From the records below, pull each line that has "arrow".

--- Begin Input ---

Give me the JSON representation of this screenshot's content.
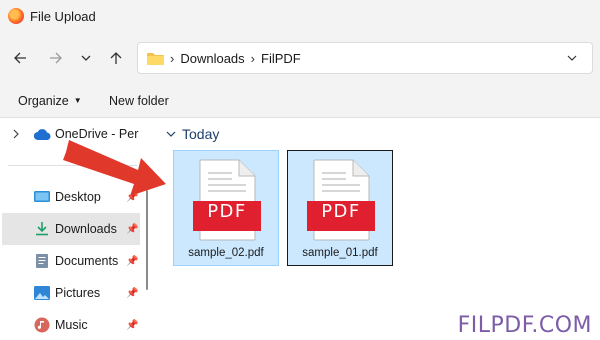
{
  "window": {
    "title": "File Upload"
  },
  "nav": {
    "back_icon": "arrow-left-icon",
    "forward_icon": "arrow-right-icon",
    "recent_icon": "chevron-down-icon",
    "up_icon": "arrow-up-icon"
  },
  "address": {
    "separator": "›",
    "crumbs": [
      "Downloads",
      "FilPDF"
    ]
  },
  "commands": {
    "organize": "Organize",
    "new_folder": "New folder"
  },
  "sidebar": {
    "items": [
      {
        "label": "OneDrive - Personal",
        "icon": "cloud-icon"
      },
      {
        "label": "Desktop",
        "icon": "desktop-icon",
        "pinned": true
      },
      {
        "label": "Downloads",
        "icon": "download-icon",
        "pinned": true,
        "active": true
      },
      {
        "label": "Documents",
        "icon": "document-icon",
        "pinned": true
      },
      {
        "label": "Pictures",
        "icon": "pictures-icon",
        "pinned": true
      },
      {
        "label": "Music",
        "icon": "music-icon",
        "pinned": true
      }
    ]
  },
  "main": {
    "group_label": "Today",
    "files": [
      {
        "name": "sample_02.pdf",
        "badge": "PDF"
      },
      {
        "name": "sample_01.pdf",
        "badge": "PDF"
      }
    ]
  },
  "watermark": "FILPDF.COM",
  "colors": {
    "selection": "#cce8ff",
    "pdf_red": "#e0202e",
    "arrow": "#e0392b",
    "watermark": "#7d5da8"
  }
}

--- End Input ---

Reply to the exercise
    "back_icon": "arrow-left-icon",
    "forward_icon": "arrow-right-icon",
    "up_icon": "arrow-up-icon"
    "arrow": "#e0392b",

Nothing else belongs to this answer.